TASK BRIEF -> Your task is to copy every line of the records below that contains "JSON".

RECORDS PROVIDED ->
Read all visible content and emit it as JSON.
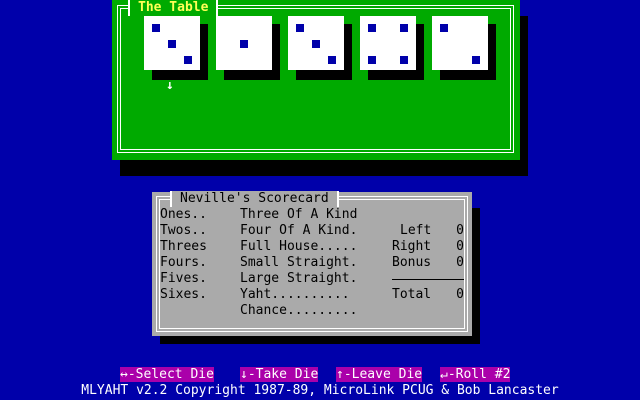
{
  "table": {
    "title": "The Table"
  },
  "dice": [
    {
      "index": 1,
      "value": 3
    },
    {
      "index": 2,
      "value": 1
    },
    {
      "index": 3,
      "value": 3
    },
    {
      "index": 4,
      "value": 4
    },
    {
      "index": 5,
      "value": 2
    }
  ],
  "table_cursor": {
    "glyph": "↓",
    "selected_die": 1
  },
  "scorecard": {
    "title": "Neville's Scorecard",
    "upper": [
      "Ones..",
      "Twos..",
      "Threes",
      "Fours.",
      "Fives.",
      "Sixes."
    ],
    "lower": [
      "Three Of A Kind",
      "Four Of A Kind.",
      "Full House.....",
      "Small Straight.",
      "Large Straight.",
      "Yaht..........",
      "Chance........."
    ],
    "totals": {
      "left_label": "Left",
      "left_value": "0",
      "right_label": "Right",
      "right_value": "0",
      "bonus_label": "Bonus",
      "bonus_value": "0",
      "total_label": "Total",
      "total_value": "0"
    }
  },
  "help": {
    "select": "↔-Select Die",
    "take": "↓-Take Die",
    "leave": "↑-Leave Die",
    "roll": "↵-Roll #2"
  },
  "footer": {
    "copyright": "MLYAHT v2.2 Copyright 1987-89, MicroLink PCUG & Bob Lancaster"
  },
  "colors": {
    "background": "#0000aa",
    "table_green": "#00aa00",
    "scorecard_gray": "#aaaaaa",
    "title_yellow": "#ffff55",
    "key_magenta": "#aa00aa",
    "pip_blue": "#0000aa"
  }
}
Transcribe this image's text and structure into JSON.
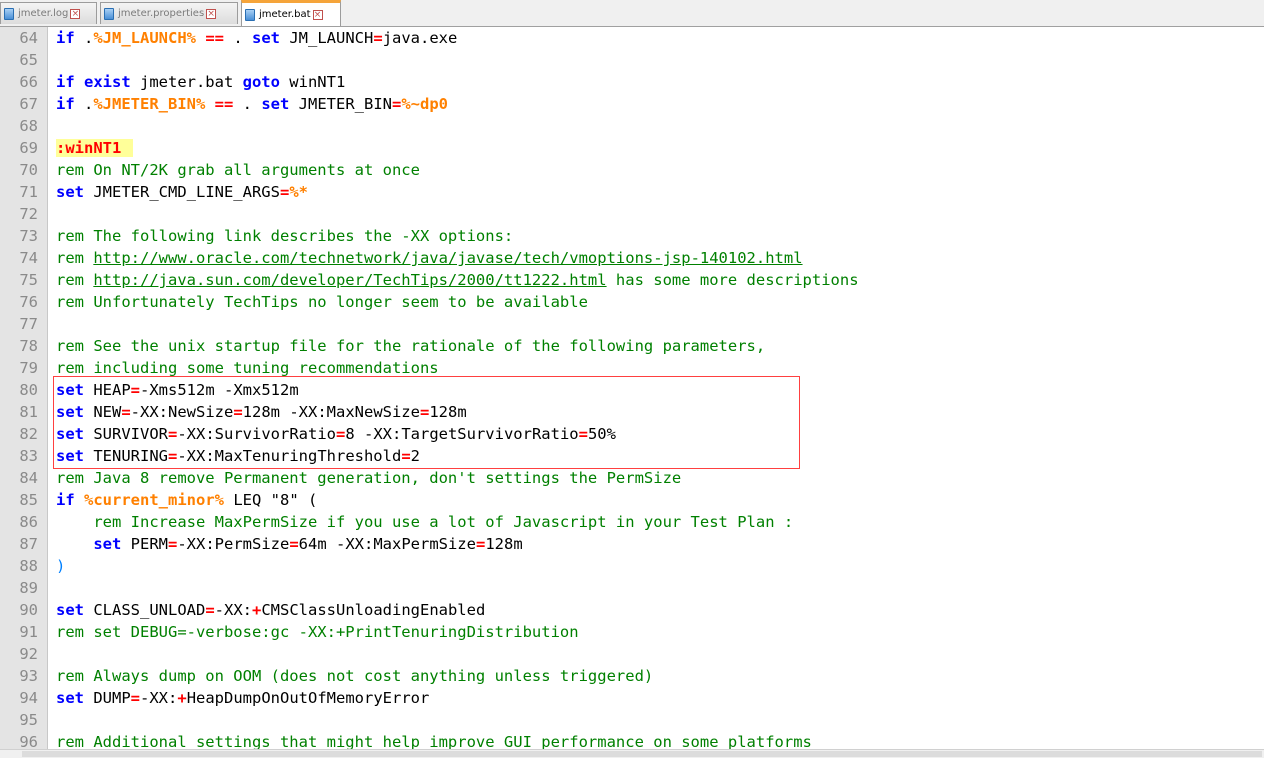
{
  "tabs": [
    {
      "label": "jmeter.log",
      "active": false
    },
    {
      "label": "jmeter.properties",
      "active": false
    },
    {
      "label": "jmeter.bat",
      "active": true
    }
  ],
  "colors": {
    "keyword": "#0000ff",
    "operator": "#ff0000",
    "variable": "#ff8000",
    "comment": "#008000",
    "line_number": "#8a8a8a",
    "label_highlight": "#ffff99"
  },
  "editor": {
    "lines": [
      {
        "n": "64",
        "tokens": [
          [
            "kw",
            "if"
          ],
          [
            "txt",
            " ."
          ],
          [
            "var",
            "%JM_LAUNCH%"
          ],
          [
            "txt",
            " "
          ],
          [
            "op",
            "=="
          ],
          [
            "txt",
            " . "
          ],
          [
            "kw",
            "set"
          ],
          [
            "txt",
            " JM_LAUNCH"
          ],
          [
            "op",
            "="
          ],
          [
            "txt",
            "java.exe"
          ]
        ]
      },
      {
        "n": "65",
        "tokens": []
      },
      {
        "n": "66",
        "tokens": [
          [
            "kw",
            "if exist"
          ],
          [
            "txt",
            " jmeter.bat "
          ],
          [
            "kw",
            "goto"
          ],
          [
            "txt",
            " winNT1"
          ]
        ]
      },
      {
        "n": "67",
        "tokens": [
          [
            "kw",
            "if"
          ],
          [
            "txt",
            " ."
          ],
          [
            "var",
            "%JMETER_BIN%"
          ],
          [
            "txt",
            " "
          ],
          [
            "op",
            "=="
          ],
          [
            "txt",
            " . "
          ],
          [
            "kw",
            "set"
          ],
          [
            "txt",
            " JMETER_BIN"
          ],
          [
            "op",
            "="
          ],
          [
            "var",
            "%~dp0"
          ]
        ]
      },
      {
        "n": "68",
        "tokens": []
      },
      {
        "n": "69",
        "tokens": [
          [
            "labelhl",
            ":winNT1"
          ]
        ]
      },
      {
        "n": "70",
        "tokens": [
          [
            "cm",
            "rem On NT/2K grab all arguments at once"
          ]
        ]
      },
      {
        "n": "71",
        "tokens": [
          [
            "kw",
            "set"
          ],
          [
            "txt",
            " JMETER_CMD_LINE_ARGS"
          ],
          [
            "op",
            "="
          ],
          [
            "var",
            "%*"
          ]
        ]
      },
      {
        "n": "72",
        "tokens": []
      },
      {
        "n": "73",
        "tokens": [
          [
            "cm",
            "rem The following link describes the -XX options:"
          ]
        ]
      },
      {
        "n": "74",
        "tokens": [
          [
            "cm",
            "rem "
          ],
          [
            "link",
            "http://www.oracle.com/technetwork/java/javase/tech/vmoptions-jsp-140102.html"
          ]
        ]
      },
      {
        "n": "75",
        "tokens": [
          [
            "cm",
            "rem "
          ],
          [
            "link",
            "http://java.sun.com/developer/TechTips/2000/tt1222.html"
          ],
          [
            "cm",
            " has some more descriptions"
          ]
        ]
      },
      {
        "n": "76",
        "tokens": [
          [
            "cm",
            "rem Unfortunately TechTips no longer seem to be available"
          ]
        ]
      },
      {
        "n": "77",
        "tokens": []
      },
      {
        "n": "78",
        "tokens": [
          [
            "cm",
            "rem See the unix startup file for the rationale of the following parameters,"
          ]
        ]
      },
      {
        "n": "79",
        "tokens": [
          [
            "cm",
            "rem including some tuning recommendations"
          ]
        ]
      },
      {
        "n": "80",
        "tokens": [
          [
            "kw",
            "set"
          ],
          [
            "txt",
            " HEAP"
          ],
          [
            "op",
            "="
          ],
          [
            "txt",
            "-Xms512m -Xmx512m"
          ]
        ]
      },
      {
        "n": "81",
        "tokens": [
          [
            "kw",
            "set"
          ],
          [
            "txt",
            " NEW"
          ],
          [
            "op",
            "="
          ],
          [
            "txt",
            "-XX:NewSize"
          ],
          [
            "op",
            "="
          ],
          [
            "txt",
            "128m -XX:MaxNewSize"
          ],
          [
            "op",
            "="
          ],
          [
            "txt",
            "128m"
          ]
        ]
      },
      {
        "n": "82",
        "tokens": [
          [
            "kw",
            "set"
          ],
          [
            "txt",
            " SURVIVOR"
          ],
          [
            "op",
            "="
          ],
          [
            "txt",
            "-XX:SurvivorRatio"
          ],
          [
            "op",
            "="
          ],
          [
            "txt",
            "8 -XX:TargetSurvivorRatio"
          ],
          [
            "op",
            "="
          ],
          [
            "txt",
            "50%"
          ]
        ]
      },
      {
        "n": "83",
        "tokens": [
          [
            "kw",
            "set"
          ],
          [
            "txt",
            " TENURING"
          ],
          [
            "op",
            "="
          ],
          [
            "txt",
            "-XX:MaxTenuringThreshold"
          ],
          [
            "op",
            "="
          ],
          [
            "txt",
            "2"
          ]
        ]
      },
      {
        "n": "84",
        "tokens": [
          [
            "cm",
            "rem Java 8 remove Permanent generation, don't settings the PermSize"
          ]
        ]
      },
      {
        "n": "85",
        "tokens": [
          [
            "kw",
            "if"
          ],
          [
            "txt",
            " "
          ],
          [
            "var",
            "%current_minor%"
          ],
          [
            "txt",
            " LEQ \"8\" ("
          ]
        ]
      },
      {
        "n": "86",
        "tokens": [
          [
            "cm",
            "    rem Increase MaxPermSize if you use a lot of Javascript in your Test Plan :"
          ]
        ]
      },
      {
        "n": "87",
        "tokens": [
          [
            "txt",
            "    "
          ],
          [
            "kw",
            "set"
          ],
          [
            "txt",
            " PERM"
          ],
          [
            "op",
            "="
          ],
          [
            "txt",
            "-XX:PermSize"
          ],
          [
            "op",
            "="
          ],
          [
            "txt",
            "64m -XX:MaxPermSize"
          ],
          [
            "op",
            "="
          ],
          [
            "txt",
            "128m"
          ]
        ]
      },
      {
        "n": "88",
        "tokens": [
          [
            "paren",
            ")"
          ]
        ]
      },
      {
        "n": "89",
        "tokens": []
      },
      {
        "n": "90",
        "tokens": [
          [
            "kw",
            "set"
          ],
          [
            "txt",
            " CLASS_UNLOAD"
          ],
          [
            "op",
            "="
          ],
          [
            "txt",
            "-XX:"
          ],
          [
            "op",
            "+"
          ],
          [
            "txt",
            "CMSClassUnloadingEnabled"
          ]
        ]
      },
      {
        "n": "91",
        "tokens": [
          [
            "cm",
            "rem set DEBUG=-verbose:gc -XX:+PrintTenuringDistribution"
          ]
        ]
      },
      {
        "n": "92",
        "tokens": []
      },
      {
        "n": "93",
        "tokens": [
          [
            "cm",
            "rem Always dump on OOM (does not cost anything unless triggered)"
          ]
        ]
      },
      {
        "n": "94",
        "tokens": [
          [
            "kw",
            "set"
          ],
          [
            "txt",
            " DUMP"
          ],
          [
            "op",
            "="
          ],
          [
            "txt",
            "-XX:"
          ],
          [
            "op",
            "+"
          ],
          [
            "txt",
            "HeapDumpOnOutOfMemoryError"
          ]
        ]
      },
      {
        "n": "95",
        "tokens": []
      },
      {
        "n": "96",
        "tokens": [
          [
            "cm",
            "rem Additional settings that might help improve GUI performance on some platforms"
          ]
        ]
      }
    ]
  }
}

FINAL ANSWER ->
Read all visible content and emit it as JSON.
Transcribe this image's text and structure into JSON.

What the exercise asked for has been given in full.